Dataset entries:
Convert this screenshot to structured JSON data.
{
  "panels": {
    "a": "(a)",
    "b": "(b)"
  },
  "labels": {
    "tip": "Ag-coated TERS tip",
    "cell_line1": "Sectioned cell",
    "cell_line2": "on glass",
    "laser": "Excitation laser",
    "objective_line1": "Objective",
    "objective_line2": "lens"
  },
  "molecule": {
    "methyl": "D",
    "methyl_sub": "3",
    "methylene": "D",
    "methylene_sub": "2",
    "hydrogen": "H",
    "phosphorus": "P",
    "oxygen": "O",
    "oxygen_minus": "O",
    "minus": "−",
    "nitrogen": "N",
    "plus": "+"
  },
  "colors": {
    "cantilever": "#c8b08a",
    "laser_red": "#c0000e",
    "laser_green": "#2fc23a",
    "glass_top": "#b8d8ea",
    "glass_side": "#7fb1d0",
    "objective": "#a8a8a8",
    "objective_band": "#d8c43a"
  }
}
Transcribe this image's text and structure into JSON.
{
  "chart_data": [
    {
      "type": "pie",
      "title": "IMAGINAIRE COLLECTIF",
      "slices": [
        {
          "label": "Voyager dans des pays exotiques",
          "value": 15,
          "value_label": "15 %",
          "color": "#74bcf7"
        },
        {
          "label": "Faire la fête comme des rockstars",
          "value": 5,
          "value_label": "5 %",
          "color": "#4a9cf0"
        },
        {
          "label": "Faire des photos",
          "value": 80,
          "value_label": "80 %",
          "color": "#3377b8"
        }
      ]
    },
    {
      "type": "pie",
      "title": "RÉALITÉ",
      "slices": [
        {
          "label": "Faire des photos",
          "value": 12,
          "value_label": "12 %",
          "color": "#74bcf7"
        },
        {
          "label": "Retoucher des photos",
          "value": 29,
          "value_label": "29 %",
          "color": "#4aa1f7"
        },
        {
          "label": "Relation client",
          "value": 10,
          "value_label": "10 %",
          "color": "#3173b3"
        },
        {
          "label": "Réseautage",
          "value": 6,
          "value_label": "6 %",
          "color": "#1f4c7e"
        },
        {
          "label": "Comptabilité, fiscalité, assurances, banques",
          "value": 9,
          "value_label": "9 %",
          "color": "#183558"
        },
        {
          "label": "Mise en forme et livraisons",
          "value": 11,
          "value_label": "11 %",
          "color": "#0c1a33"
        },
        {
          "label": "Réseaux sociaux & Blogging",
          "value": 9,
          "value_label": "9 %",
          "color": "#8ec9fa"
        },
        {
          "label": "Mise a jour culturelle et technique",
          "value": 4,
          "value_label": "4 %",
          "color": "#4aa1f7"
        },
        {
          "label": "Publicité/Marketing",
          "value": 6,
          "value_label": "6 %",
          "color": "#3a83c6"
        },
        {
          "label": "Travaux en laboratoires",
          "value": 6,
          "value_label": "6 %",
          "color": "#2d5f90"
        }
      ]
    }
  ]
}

Given instruction: Give a word-for-word copy of the records.

Task output:
Convert this screenshot to structured JSON data.
{
  "panels": {
    "a": "(a)",
    "b": "(b)"
  },
  "labels": {
    "tip": "Ag-coated TERS tip",
    "cell_line1": "Sectioned cell",
    "cell_line2": "on glass",
    "laser": "Excitation laser",
    "objective_line1": "Objective",
    "objective_line2": "lens"
  },
  "molecule": {
    "methyl": "D",
    "methyl_sub": "3",
    "methylene": "D",
    "methylene_sub": "2",
    "hydrogen": "H",
    "phosphorus": "P",
    "oxygen": "O",
    "oxygen_minus": "O",
    "minus": "−",
    "nitrogen": "N",
    "plus": "+"
  },
  "colors": {
    "cantilever": "#c8b08a",
    "laser_red": "#c0000e",
    "laser_green": "#2fc23a",
    "glass_top": "#b8d8ea",
    "glass_side": "#7fb1d0",
    "objective": "#a8a8a8",
    "objective_band": "#d8c43a"
  }
}
Transcribe this image's text and structure into JSON.
{
  "chart_data": [
    {
      "type": "pie",
      "title": "IMAGINAIRE COLLECTIF",
      "slices": [
        {
          "label": "Voyager dans des pays exotiques",
          "value": 15,
          "value_label": "15 %",
          "color": "#74bcf7"
        },
        {
          "label": "Faire la fête comme des rockstars",
          "value": 5,
          "value_label": "5 %",
          "color": "#4a9cf0"
        },
        {
          "label": "Faire des photos",
          "value": 80,
          "value_label": "80 %",
          "color": "#3377b8"
        }
      ]
    },
    {
      "type": "pie",
      "title": "RÉALITÉ",
      "slices": [
        {
          "label": "Faire des photos",
          "value": 12,
          "value_label": "12 %",
          "color": "#74bcf7"
        },
        {
          "label": "Retoucher des photos",
          "value": 29,
          "value_label": "29 %",
          "color": "#4aa1f7"
        },
        {
          "label": "Relation client",
          "value": 10,
          "value_label": "10 %",
          "color": "#3173b3"
        },
        {
          "label": "Réseautage",
          "value": 6,
          "value_label": "6 %",
          "color": "#1f4c7e"
        },
        {
          "label": "Comptabilité, fiscalité, assurances, banques",
          "value": 9,
          "value_label": "9 %",
          "color": "#183558"
        },
        {
          "label": "Mise en forme et livraisons",
          "value": 11,
          "value_label": "11 %",
          "color": "#0c1a33"
        },
        {
          "label": "Réseaux sociaux & Blogging",
          "value": 9,
          "value_label": "9 %",
          "color": "#8ec9fa"
        },
        {
          "label": "Mise a jour culturelle et technique",
          "value": 4,
          "value_label": "4 %",
          "color": "#4aa1f7"
        },
        {
          "label": "Publicité/Marketing",
          "value": 6,
          "value_label": "6 %",
          "color": "#3a83c6"
        },
        {
          "label": "Travaux en laboratoires",
          "value": 6,
          "value_label": "6 %",
          "color": "#2d5f90"
        }
      ]
    }
  ]
}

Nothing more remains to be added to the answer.